*Data section*:
++++++
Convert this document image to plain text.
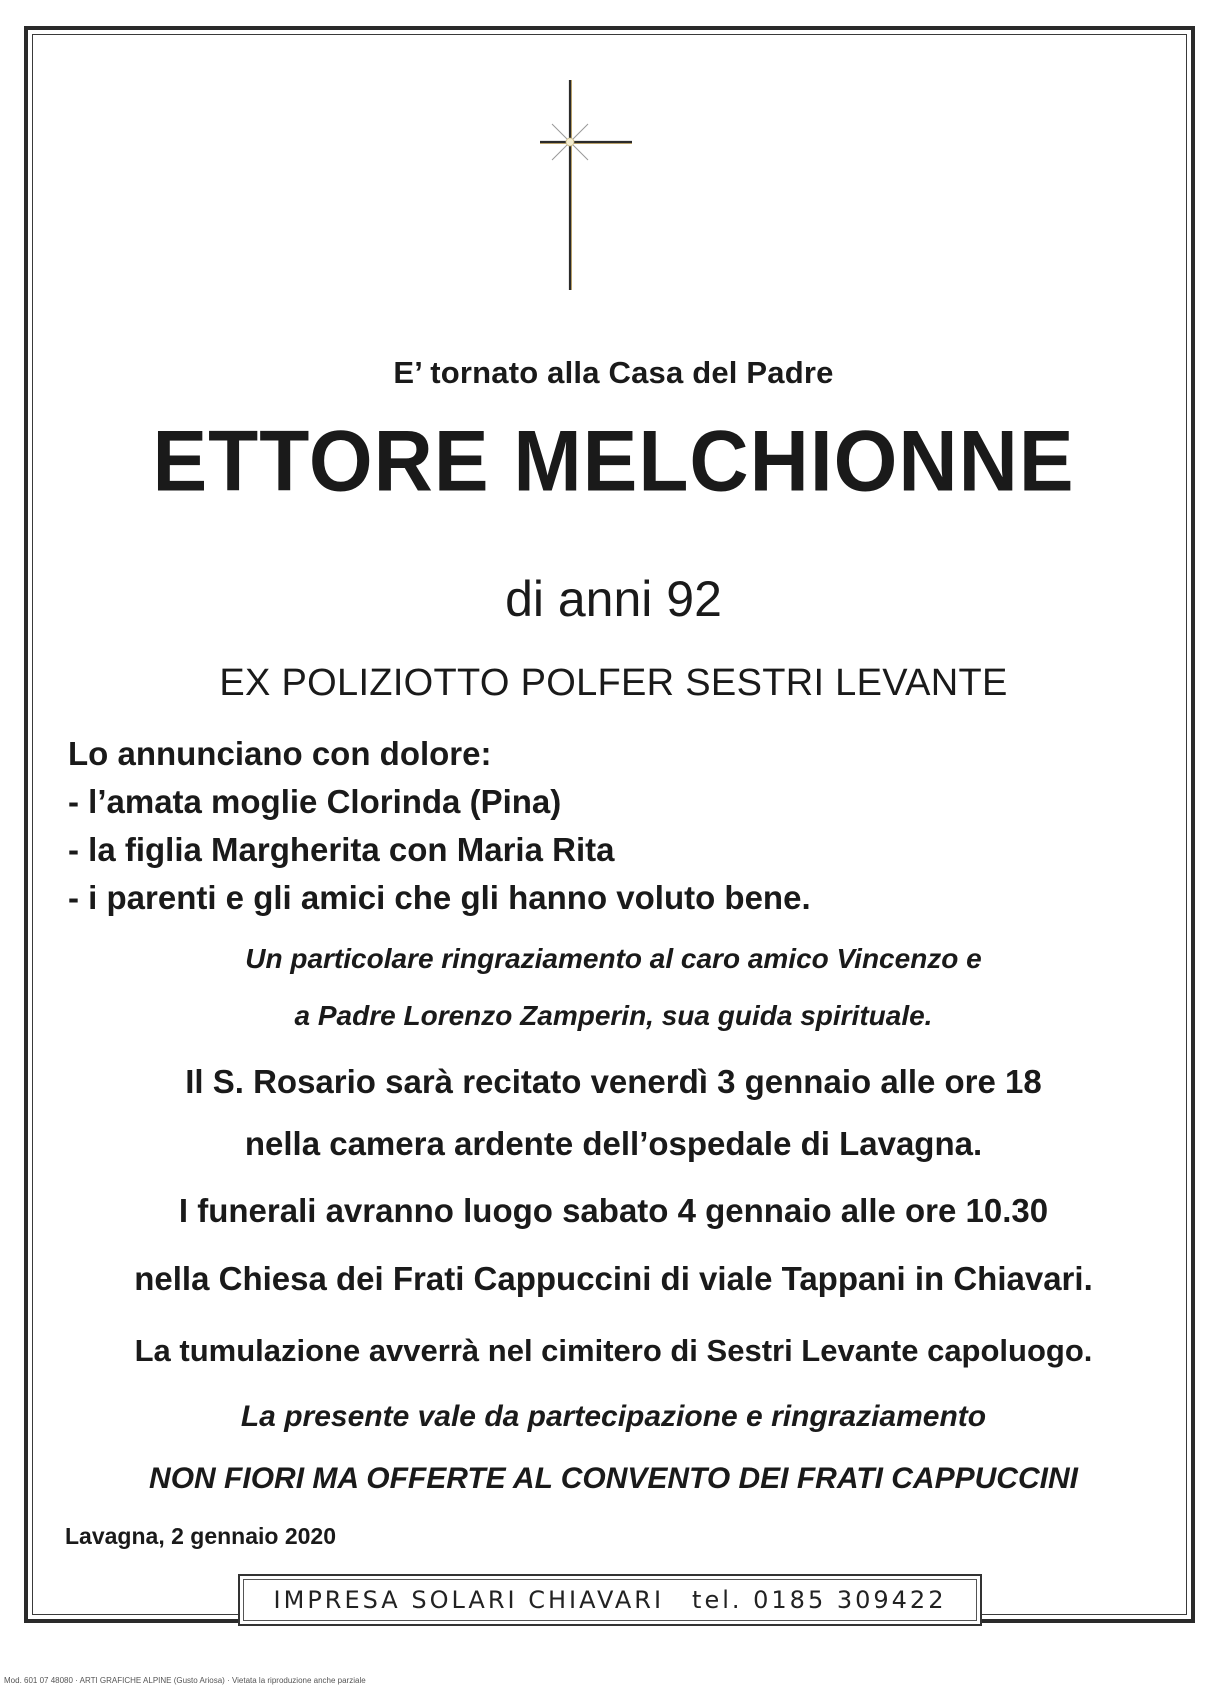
E’ tornato alla Casa del Padre
ETTORE MELCHIONNE
di anni 92
EX POLIZIOTTO POLFER SESTRI LEVANTE
Lo annunciano con dolore:
- l’amata moglie Clorinda (Pina)
- la figlia Margherita con Maria Rita
- i parenti e gli amici che gli hanno voluto bene.
Un particolare ringraziamento al caro amico Vincenzo e
a Padre Lorenzo Zamperin, sua guida spirituale.
Il S. Rosario sarà recitato venerdì 3 gennaio alle ore 18
nella camera ardente dell’ospedale di Lavagna.
I funerali avranno luogo sabato 4 gennaio alle ore 10.30
nella Chiesa dei Frati Cappuccini di viale Tappani in Chiavari.
La tumulazione avverrà nel cimitero di Sestri Levante capoluogo.
La presente vale da partecipazione e ringraziamento
NON FIORI MA OFFERTE AL CONVENTO DEI FRATI CAPPUCCINI
Lavagna, 2 gennaio 2020
IMPRESA SOLARI CHIAVARI tel. 0185 309422
Mod. 601 07 48080 · ARTI GRAFICHE ALPINE (Gusto Ariosa) · Vietata la riproduzione anche parziale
++++++
*Direction*:
Find the lines with the string "alle" and reproduce them.

*Solution for this exercise*:
Il S. Rosario sarà recitato venerdì 3 gennaio alle ore 18
I funerali avranno luogo sabato 4 gennaio alle ore 10.30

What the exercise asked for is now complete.